• [Data records]:
========

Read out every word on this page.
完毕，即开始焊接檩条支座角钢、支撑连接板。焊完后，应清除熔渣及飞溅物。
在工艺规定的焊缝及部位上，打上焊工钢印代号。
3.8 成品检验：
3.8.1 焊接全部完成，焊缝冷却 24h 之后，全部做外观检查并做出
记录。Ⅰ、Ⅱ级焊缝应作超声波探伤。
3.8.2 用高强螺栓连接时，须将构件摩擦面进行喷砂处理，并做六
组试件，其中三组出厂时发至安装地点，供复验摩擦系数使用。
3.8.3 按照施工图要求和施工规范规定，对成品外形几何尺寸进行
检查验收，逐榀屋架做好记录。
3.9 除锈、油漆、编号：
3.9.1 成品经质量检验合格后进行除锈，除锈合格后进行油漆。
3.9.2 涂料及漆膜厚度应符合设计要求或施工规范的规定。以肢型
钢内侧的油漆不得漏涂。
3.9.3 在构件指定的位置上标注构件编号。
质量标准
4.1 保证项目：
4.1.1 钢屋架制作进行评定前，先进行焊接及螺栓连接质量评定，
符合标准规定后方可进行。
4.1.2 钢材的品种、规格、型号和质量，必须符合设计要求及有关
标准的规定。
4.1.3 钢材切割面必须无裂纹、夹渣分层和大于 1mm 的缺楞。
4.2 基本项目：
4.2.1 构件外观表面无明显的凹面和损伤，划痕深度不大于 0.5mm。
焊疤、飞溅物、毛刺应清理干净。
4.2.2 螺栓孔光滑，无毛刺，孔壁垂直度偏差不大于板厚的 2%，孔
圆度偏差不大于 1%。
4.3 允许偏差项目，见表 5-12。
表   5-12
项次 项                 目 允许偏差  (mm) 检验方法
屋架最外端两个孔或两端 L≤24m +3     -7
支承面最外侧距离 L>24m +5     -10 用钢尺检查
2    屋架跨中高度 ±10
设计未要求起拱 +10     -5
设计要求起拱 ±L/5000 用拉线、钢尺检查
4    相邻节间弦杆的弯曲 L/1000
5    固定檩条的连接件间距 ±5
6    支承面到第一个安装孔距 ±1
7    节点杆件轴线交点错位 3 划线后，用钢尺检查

========

• [Task brief]: Restate the data above exactly, keeping each word as it stands.

• [Exercise result]:
Read out every word on this page.
完毕，即开始焊接檩条支座角钢、支撑连接板。焊完后，应清除熔渣及飞溅物。
在工艺规定的焊缝及部位上，打上焊工钢印代号。
3.8 成品检验：
3.8.1 焊接全部完成，焊缝冷却 24h 之后，全部做外观检查并做出
记录。Ⅰ、Ⅱ级焊缝应作超声波探伤。
3.8.2 用高强螺栓连接时，须将构件摩擦面进行喷砂处理，并做六
组试件，其中三组出厂时发至安装地点，供复验摩擦系数使用。
3.8.3 按照施工图要求和施工规范规定，对成品外形几何尺寸进行
检查验收，逐榀屋架做好记录。
3.9 除锈、油漆、编号：
3.9.1 成品经质量检验合格后进行除锈，除锈合格后进行油漆。
3.9.2 涂料及漆膜厚度应符合设计要求或施工规范的规定。以肢型
钢内侧的油漆不得漏涂。
3.9.3 在构件指定的位置上标注构件编号。
质量标准
4.1 保证项目：
4.1.1 钢屋架制作进行评定前，先进行焊接及螺栓连接质量评定，
符合标准规定后方可进行。
4.1.2 钢材的品种、规格、型号和质量，必须符合设计要求及有关
标准的规定。
4.1.3 钢材切割面必须无裂纹、夹渣分层和大于 1mm 的缺楞。
4.2 基本项目：
4.2.1 构件外观表面无明显的凹面和损伤，划痕深度不大于 0.5mm。
焊疤、飞溅物、毛刺应清理干净。
4.2.2 螺栓孔光滑，无毛刺，孔壁垂直度偏差不大于板厚的 2%，孔
圆度偏差不大于 1%。
4.3 允许偏差项目，见表 5-12。
表   5-12
项次 项                 目 允许偏差  (mm) 检验方法
屋架最外端两个孔或两端 L≤24m +3     -7
支承面最外侧距离 L>24m +5     -10 用钢尺检查
2    屋架跨中高度 ±10
设计未要求起拱 +10     -5
设计要求起拱 ±L/5000 用拉线、钢尺检查
4    相邻节间弦杆的弯曲 L/1000
5    固定檩条的连接件间距 ±5
6    支承面到第一个安装孔距 ±1
7    节点杆件轴线交点错位 3 划线后，用钢尺检查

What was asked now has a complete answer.